SET PROBLEM -> Extract the data exactly, missing nothing.

— start of THE INPUT —

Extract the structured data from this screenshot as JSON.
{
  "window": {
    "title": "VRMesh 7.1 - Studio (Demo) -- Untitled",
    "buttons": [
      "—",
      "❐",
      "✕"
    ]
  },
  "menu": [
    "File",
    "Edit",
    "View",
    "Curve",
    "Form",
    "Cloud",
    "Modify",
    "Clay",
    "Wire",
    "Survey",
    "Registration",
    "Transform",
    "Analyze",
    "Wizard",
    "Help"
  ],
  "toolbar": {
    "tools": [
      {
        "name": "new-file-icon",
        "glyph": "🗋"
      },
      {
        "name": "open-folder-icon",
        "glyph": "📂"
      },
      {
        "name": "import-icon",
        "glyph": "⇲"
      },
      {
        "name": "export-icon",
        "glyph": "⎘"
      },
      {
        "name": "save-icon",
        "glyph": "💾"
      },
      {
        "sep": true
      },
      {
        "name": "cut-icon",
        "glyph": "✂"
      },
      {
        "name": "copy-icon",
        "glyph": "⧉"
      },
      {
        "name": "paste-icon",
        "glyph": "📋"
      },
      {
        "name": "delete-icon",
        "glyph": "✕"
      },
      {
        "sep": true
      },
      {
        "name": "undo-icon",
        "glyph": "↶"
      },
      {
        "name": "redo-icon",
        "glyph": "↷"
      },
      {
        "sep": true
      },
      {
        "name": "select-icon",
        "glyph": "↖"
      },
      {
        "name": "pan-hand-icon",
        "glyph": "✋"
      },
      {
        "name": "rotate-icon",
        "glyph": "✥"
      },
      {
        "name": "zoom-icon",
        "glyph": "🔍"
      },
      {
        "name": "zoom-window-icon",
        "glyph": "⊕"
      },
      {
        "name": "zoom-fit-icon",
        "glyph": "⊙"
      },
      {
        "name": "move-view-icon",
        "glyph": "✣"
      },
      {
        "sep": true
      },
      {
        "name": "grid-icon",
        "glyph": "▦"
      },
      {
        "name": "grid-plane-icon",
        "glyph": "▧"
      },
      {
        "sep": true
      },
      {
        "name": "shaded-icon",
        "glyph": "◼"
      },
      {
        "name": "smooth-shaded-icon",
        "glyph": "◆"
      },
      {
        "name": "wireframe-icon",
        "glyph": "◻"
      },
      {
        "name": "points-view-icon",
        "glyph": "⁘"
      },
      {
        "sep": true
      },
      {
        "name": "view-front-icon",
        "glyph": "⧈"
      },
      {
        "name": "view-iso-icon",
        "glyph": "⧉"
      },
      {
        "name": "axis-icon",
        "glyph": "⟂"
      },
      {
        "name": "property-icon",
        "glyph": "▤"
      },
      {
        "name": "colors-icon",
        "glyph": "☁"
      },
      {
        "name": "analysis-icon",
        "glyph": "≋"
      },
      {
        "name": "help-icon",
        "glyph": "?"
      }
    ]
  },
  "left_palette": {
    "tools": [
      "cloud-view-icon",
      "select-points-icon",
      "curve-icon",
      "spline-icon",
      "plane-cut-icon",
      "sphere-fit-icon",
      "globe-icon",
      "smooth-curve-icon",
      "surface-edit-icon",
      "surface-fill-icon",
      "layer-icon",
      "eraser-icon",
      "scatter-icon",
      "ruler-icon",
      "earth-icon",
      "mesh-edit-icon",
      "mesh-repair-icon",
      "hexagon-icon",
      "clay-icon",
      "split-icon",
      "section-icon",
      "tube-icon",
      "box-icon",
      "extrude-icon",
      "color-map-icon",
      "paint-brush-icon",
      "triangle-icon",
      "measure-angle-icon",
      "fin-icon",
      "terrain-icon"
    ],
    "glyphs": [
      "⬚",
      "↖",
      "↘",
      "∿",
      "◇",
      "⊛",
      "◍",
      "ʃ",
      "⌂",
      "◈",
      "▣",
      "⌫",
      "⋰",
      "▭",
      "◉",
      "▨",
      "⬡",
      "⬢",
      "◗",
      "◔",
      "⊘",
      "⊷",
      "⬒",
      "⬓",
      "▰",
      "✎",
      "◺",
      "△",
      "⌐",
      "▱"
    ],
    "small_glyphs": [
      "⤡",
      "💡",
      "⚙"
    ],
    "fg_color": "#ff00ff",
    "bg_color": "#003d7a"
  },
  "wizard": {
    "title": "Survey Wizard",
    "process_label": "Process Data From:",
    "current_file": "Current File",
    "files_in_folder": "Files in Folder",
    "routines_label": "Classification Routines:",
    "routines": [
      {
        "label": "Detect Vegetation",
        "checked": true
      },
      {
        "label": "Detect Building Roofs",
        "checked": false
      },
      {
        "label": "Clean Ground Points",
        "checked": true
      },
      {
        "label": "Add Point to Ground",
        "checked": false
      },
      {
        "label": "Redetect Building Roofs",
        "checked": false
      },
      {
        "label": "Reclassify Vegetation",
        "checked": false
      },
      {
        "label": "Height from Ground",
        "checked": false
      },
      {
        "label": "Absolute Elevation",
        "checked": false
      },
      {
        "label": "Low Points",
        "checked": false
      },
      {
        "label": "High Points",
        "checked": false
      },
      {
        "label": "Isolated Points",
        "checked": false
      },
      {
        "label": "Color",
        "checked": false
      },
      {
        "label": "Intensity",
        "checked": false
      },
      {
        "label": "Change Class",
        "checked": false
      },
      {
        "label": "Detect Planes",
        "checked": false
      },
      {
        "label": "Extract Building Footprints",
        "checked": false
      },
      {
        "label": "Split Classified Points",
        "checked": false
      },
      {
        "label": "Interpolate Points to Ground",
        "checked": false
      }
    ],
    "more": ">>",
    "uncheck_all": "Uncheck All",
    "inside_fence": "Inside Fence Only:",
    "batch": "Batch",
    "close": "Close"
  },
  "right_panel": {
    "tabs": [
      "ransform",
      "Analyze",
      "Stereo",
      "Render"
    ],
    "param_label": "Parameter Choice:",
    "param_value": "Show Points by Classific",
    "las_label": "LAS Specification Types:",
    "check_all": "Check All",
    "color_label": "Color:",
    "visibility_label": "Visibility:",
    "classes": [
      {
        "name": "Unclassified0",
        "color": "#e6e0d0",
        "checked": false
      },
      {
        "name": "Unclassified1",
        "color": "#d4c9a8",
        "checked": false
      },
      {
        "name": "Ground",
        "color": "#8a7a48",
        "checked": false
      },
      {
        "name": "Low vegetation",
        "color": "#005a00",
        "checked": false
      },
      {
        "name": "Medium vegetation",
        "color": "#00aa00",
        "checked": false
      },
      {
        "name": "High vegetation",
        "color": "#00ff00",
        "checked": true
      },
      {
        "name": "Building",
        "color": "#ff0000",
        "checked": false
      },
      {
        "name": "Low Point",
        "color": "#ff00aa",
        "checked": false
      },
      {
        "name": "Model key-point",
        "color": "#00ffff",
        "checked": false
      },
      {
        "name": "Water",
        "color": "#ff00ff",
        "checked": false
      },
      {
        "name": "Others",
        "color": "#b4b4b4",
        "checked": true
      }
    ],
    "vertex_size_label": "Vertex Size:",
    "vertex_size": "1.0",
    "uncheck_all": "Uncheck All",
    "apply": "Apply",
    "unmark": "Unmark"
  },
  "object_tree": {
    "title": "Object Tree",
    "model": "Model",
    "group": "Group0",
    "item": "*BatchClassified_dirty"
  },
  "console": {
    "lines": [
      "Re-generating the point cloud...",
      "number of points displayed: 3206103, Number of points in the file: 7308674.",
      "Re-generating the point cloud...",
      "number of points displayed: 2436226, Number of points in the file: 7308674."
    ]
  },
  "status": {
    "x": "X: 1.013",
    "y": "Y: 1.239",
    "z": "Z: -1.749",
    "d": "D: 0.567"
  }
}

— end of THE INPUT —

SOLUTION BELOW ->
Extract the structured data from this screenshot as JSON.
{
  "window": {
    "title": "VRMesh 7.1 - Studio (Demo) -- Untitled",
    "buttons": [
      "—",
      "❐",
      "✕"
    ]
  },
  "menu": [
    "File",
    "Edit",
    "View",
    "Curve",
    "Form",
    "Cloud",
    "Modify",
    "Clay",
    "Wire",
    "Survey",
    "Registration",
    "Transform",
    "Analyze",
    "Wizard",
    "Help"
  ],
  "toolbar": {
    "tools": [
      {
        "name": "new-file-icon",
        "glyph": "🗋"
      },
      {
        "name": "open-folder-icon",
        "glyph": "📂"
      },
      {
        "name": "import-icon",
        "glyph": "⇲"
      },
      {
        "name": "export-icon",
        "glyph": "⎘"
      },
      {
        "name": "save-icon",
        "glyph": "💾"
      },
      {
        "sep": true
      },
      {
        "name": "cut-icon",
        "glyph": "✂"
      },
      {
        "name": "copy-icon",
        "glyph": "⧉"
      },
      {
        "name": "paste-icon",
        "glyph": "📋"
      },
      {
        "name": "delete-icon",
        "glyph": "✕"
      },
      {
        "sep": true
      },
      {
        "name": "undo-icon",
        "glyph": "↶"
      },
      {
        "name": "redo-icon",
        "glyph": "↷"
      },
      {
        "sep": true
      },
      {
        "name": "select-icon",
        "glyph": "↖"
      },
      {
        "name": "pan-hand-icon",
        "glyph": "✋"
      },
      {
        "name": "rotate-icon",
        "glyph": "✥"
      },
      {
        "name": "zoom-icon",
        "glyph": "🔍"
      },
      {
        "name": "zoom-window-icon",
        "glyph": "⊕"
      },
      {
        "name": "zoom-fit-icon",
        "glyph": "⊙"
      },
      {
        "name": "move-view-icon",
        "glyph": "✣"
      },
      {
        "sep": true
      },
      {
        "name": "grid-icon",
        "glyph": "▦"
      },
      {
        "name": "grid-plane-icon",
        "glyph": "▧"
      },
      {
        "sep": true
      },
      {
        "name": "shaded-icon",
        "glyph": "◼"
      },
      {
        "name": "smooth-shaded-icon",
        "glyph": "◆"
      },
      {
        "name": "wireframe-icon",
        "glyph": "◻"
      },
      {
        "name": "points-view-icon",
        "glyph": "⁘"
      },
      {
        "sep": true
      },
      {
        "name": "view-front-icon",
        "glyph": "⧈"
      },
      {
        "name": "view-iso-icon",
        "glyph": "⧉"
      },
      {
        "name": "axis-icon",
        "glyph": "⟂"
      },
      {
        "name": "property-icon",
        "glyph": "▤"
      },
      {
        "name": "colors-icon",
        "glyph": "☁"
      },
      {
        "name": "analysis-icon",
        "glyph": "≋"
      },
      {
        "name": "help-icon",
        "glyph": "?"
      }
    ]
  },
  "left_palette": {
    "tools": [
      "cloud-view-icon",
      "select-points-icon",
      "curve-icon",
      "spline-icon",
      "plane-cut-icon",
      "sphere-fit-icon",
      "globe-icon",
      "smooth-curve-icon",
      "surface-edit-icon",
      "surface-fill-icon",
      "layer-icon",
      "eraser-icon",
      "scatter-icon",
      "ruler-icon",
      "earth-icon",
      "mesh-edit-icon",
      "mesh-repair-icon",
      "hexagon-icon",
      "clay-icon",
      "split-icon",
      "section-icon",
      "tube-icon",
      "box-icon",
      "extrude-icon",
      "color-map-icon",
      "paint-brush-icon",
      "triangle-icon",
      "measure-angle-icon",
      "fin-icon",
      "terrain-icon"
    ],
    "glyphs": [
      "⬚",
      "↖",
      "↘",
      "∿",
      "◇",
      "⊛",
      "◍",
      "ʃ",
      "⌂",
      "◈",
      "▣",
      "⌫",
      "⋰",
      "▭",
      "◉",
      "▨",
      "⬡",
      "⬢",
      "◗",
      "◔",
      "⊘",
      "⊷",
      "⬒",
      "⬓",
      "▰",
      "✎",
      "◺",
      "△",
      "⌐",
      "▱"
    ],
    "small_glyphs": [
      "⤡",
      "💡",
      "⚙"
    ],
    "fg_color": "#ff00ff",
    "bg_color": "#003d7a"
  },
  "wizard": {
    "title": "Survey Wizard",
    "process_label": "Process Data From:",
    "current_file": "Current File",
    "files_in_folder": "Files in Folder",
    "routines_label": "Classification Routines:",
    "routines": [
      {
        "label": "Detect Vegetation",
        "checked": true
      },
      {
        "label": "Detect Building Roofs",
        "checked": false
      },
      {
        "label": "Clean Ground Points",
        "checked": true
      },
      {
        "label": "Add Point to Ground",
        "checked": false
      },
      {
        "label": "Redetect Building Roofs",
        "checked": false
      },
      {
        "label": "Reclassify Vegetation",
        "checked": false
      },
      {
        "label": "Height from Ground",
        "checked": false
      },
      {
        "label": "Absolute Elevation",
        "checked": false
      },
      {
        "label": "Low Points",
        "checked": false
      },
      {
        "label": "High Points",
        "checked": false
      },
      {
        "label": "Isolated Points",
        "checked": false
      },
      {
        "label": "Color",
        "checked": false
      },
      {
        "label": "Intensity",
        "checked": false
      },
      {
        "label": "Change Class",
        "checked": false
      },
      {
        "label": "Detect Planes",
        "checked": false
      },
      {
        "label": "Extract Building Footprints",
        "checked": false
      },
      {
        "label": "Split Classified Points",
        "checked": false
      },
      {
        "label": "Interpolate Points to Ground",
        "checked": false
      }
    ],
    "more": ">>",
    "uncheck_all": "Uncheck All",
    "inside_fence": "Inside Fence Only:",
    "batch": "Batch",
    "close": "Close"
  },
  "right_panel": {
    "tabs": [
      "ransform",
      "Analyze",
      "Stereo",
      "Render"
    ],
    "param_label": "Parameter Choice:",
    "param_value": "Show Points by Classific",
    "las_label": "LAS Specification Types:",
    "check_all": "Check All",
    "color_label": "Color:",
    "visibility_label": "Visibility:",
    "classes": [
      {
        "name": "Unclassified0",
        "color": "#e6e0d0",
        "checked": false
      },
      {
        "name": "Unclassified1",
        "color": "#d4c9a8",
        "checked": false
      },
      {
        "name": "Ground",
        "color": "#8a7a48",
        "checked": false
      },
      {
        "name": "Low vegetation",
        "color": "#005a00",
        "checked": false
      },
      {
        "name": "Medium vegetation",
        "color": "#00aa00",
        "checked": false
      },
      {
        "name": "High vegetation",
        "color": "#00ff00",
        "checked": true
      },
      {
        "name": "Building",
        "color": "#ff0000",
        "checked": false
      },
      {
        "name": "Low Point",
        "color": "#ff00aa",
        "checked": false
      },
      {
        "name": "Model key-point",
        "color": "#00ffff",
        "checked": false
      },
      {
        "name": "Water",
        "color": "#ff00ff",
        "checked": false
      },
      {
        "name": "Others",
        "color": "#b4b4b4",
        "checked": true
      }
    ],
    "vertex_size_label": "Vertex Size:",
    "vertex_size": "1.0",
    "uncheck_all": "Uncheck All",
    "apply": "Apply",
    "unmark": "Unmark"
  },
  "object_tree": {
    "title": "Object Tree",
    "model": "Model",
    "group": "Group0",
    "item": "*BatchClassified_dirty"
  },
  "console": {
    "lines": [
      "Re-generating the point cloud...",
      "number of points displayed: 3206103, Number of points in the file: 7308674.",
      "Re-generating the point cloud...",
      "number of points displayed: 2436226, Number of points in the file: 7308674."
    ]
  },
  "status": {
    "x": "X: 1.013",
    "y": "Y: 1.239",
    "z": "Z: -1.749",
    "d": "D: 0.567"
  }
}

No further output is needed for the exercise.